**Given task:** From the listing below, pull out the lines that hold "screenshot".

>> BEGIN Dataset records

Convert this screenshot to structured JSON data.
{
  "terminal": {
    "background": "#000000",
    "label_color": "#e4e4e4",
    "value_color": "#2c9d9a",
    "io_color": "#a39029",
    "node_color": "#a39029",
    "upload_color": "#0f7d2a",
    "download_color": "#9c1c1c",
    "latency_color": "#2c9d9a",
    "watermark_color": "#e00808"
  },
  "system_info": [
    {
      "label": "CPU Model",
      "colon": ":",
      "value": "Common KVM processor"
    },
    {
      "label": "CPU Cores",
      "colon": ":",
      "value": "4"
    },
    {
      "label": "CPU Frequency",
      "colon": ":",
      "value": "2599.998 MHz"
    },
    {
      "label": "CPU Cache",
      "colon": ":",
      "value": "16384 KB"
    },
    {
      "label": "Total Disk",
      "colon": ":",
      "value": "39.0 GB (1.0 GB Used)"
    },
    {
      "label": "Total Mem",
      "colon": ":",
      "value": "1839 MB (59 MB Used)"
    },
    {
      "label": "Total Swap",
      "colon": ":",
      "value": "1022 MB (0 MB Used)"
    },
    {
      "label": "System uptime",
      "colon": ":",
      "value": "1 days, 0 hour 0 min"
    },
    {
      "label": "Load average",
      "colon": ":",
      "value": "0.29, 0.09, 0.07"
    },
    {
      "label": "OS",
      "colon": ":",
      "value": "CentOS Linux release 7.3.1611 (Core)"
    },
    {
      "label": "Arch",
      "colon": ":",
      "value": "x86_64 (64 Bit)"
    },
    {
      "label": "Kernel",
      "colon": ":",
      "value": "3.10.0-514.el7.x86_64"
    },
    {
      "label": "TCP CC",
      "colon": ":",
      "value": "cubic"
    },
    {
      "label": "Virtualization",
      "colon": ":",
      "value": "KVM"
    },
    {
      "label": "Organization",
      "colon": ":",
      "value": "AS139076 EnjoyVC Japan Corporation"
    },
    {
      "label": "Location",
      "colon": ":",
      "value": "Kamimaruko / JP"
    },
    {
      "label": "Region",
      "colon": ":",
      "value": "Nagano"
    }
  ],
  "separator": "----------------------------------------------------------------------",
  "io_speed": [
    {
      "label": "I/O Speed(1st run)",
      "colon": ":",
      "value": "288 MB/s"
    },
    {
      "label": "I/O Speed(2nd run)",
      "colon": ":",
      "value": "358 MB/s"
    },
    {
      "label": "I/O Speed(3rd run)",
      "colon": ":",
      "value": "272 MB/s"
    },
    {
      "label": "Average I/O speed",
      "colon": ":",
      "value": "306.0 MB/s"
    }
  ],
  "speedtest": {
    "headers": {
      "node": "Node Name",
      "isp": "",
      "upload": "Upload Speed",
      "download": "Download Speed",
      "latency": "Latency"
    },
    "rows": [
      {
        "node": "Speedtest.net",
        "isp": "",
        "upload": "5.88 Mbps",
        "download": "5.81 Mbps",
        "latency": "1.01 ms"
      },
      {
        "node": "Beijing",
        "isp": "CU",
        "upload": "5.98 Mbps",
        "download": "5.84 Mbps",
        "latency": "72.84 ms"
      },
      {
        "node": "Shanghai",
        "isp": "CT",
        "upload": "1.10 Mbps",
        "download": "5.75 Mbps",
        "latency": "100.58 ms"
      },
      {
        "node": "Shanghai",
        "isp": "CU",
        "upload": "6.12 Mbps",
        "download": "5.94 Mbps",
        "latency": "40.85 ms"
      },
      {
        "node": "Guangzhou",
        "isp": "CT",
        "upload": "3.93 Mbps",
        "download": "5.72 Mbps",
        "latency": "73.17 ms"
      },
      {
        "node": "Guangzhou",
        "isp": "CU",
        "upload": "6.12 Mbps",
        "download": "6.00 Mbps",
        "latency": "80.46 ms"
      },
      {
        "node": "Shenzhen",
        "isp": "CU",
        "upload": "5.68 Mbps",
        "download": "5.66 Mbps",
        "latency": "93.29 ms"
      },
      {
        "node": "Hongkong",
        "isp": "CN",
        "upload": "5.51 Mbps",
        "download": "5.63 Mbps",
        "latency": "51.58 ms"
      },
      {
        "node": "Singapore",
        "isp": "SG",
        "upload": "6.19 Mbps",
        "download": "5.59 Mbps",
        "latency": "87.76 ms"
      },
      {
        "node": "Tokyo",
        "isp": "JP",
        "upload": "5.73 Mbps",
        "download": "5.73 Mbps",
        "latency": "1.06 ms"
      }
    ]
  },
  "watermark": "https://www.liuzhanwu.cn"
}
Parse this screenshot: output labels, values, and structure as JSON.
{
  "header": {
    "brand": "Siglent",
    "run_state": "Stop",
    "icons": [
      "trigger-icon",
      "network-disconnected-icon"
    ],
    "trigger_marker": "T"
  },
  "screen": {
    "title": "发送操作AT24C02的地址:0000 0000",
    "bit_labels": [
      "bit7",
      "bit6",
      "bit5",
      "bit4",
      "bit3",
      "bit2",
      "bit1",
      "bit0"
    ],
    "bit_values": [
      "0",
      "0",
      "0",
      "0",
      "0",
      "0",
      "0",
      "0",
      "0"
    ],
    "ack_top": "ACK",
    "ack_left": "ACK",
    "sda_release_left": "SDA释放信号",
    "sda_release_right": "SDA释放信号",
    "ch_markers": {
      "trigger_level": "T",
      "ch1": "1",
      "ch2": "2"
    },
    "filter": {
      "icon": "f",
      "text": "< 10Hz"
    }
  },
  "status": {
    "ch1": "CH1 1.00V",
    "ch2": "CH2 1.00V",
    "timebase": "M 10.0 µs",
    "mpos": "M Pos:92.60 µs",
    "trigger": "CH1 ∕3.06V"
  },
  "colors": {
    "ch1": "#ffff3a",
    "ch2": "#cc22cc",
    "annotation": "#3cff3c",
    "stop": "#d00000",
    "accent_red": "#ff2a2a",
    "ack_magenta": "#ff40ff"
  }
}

>> END Dataset records

**Written solution:**
Convert this screenshot to structured JSON data.
Parse this screenshot: output labels, values, and structure as JSON.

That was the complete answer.